## What is needed
Locate each line holding the string "arrows" and copy it.

-- begin Exercise materials --

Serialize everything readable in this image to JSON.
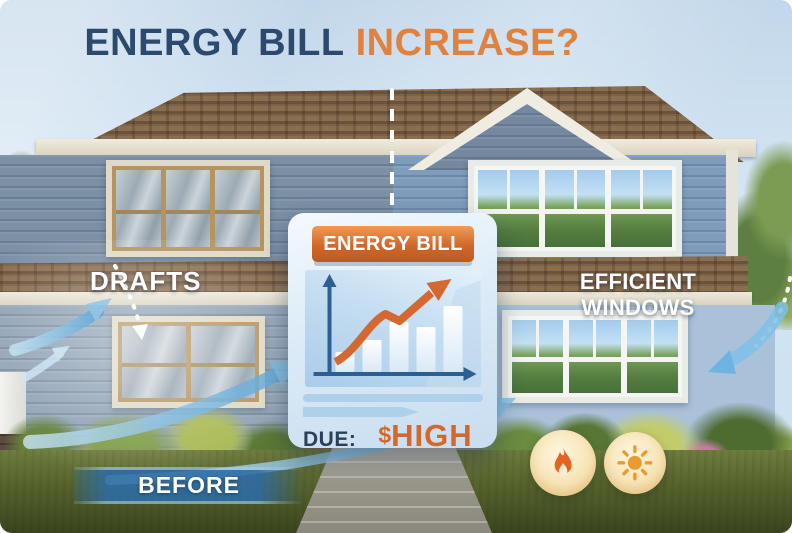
{
  "title": {
    "text_navy": "ENERGY BILL",
    "text_orange": "INCREASE?"
  },
  "annotations": {
    "drafts_label": "DRAFTS",
    "efficient_windows_label": "EFFICIENT WINDOWS",
    "before_label": "BEFORE"
  },
  "bill_card": {
    "header": "ENERGY BILL",
    "due_label": "DUE:",
    "amount_currency": "$",
    "amount_value": "HIGH"
  },
  "icons": {
    "flame": "flame-icon",
    "sun": "sun-icon",
    "trend_arrow": "trend-up-arrow-icon",
    "draft_wind": "draft-wind-arrows-icon",
    "inward_air": "down-left-arrow-icon",
    "divider": "dashed-divider-line"
  },
  "colors": {
    "title_navy": "#2b4a6e",
    "title_orange": "#e0813d",
    "card_banner_orange": "#cf6527",
    "amount_orange": "#d4682a",
    "chart_axis_blue": "#2d5f92",
    "draft_arrow_blue": "#7fc0e8",
    "before_banner_blue": "#2d6ca6",
    "badge_cream": "#f7e3b4",
    "flame_orange": "#e2641f",
    "sun_orange": "#eb9b2d",
    "siding_blue": "#7f9cbd",
    "roof_brown": "#7c6247"
  },
  "chart_data": {
    "type": "bar",
    "title": "ENERGY BILL",
    "categories": [
      "",
      "",
      "",
      "",
      ""
    ],
    "values": [
      20,
      32,
      50,
      45,
      66
    ],
    "xlabel": "",
    "ylabel": "",
    "ylim": [
      0,
      80
    ],
    "grid": false,
    "legend": null,
    "annotations": [
      "orange rising zigzag trend arrow over the bars",
      "axes drawn as dark blue arrows, no tick labels"
    ]
  }
}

-- end Exercise materials --

## Task solution
    "draft_wind": "draft-wind-arrows-icon",
      "axes drawn as dark blue arrows, no tick labels"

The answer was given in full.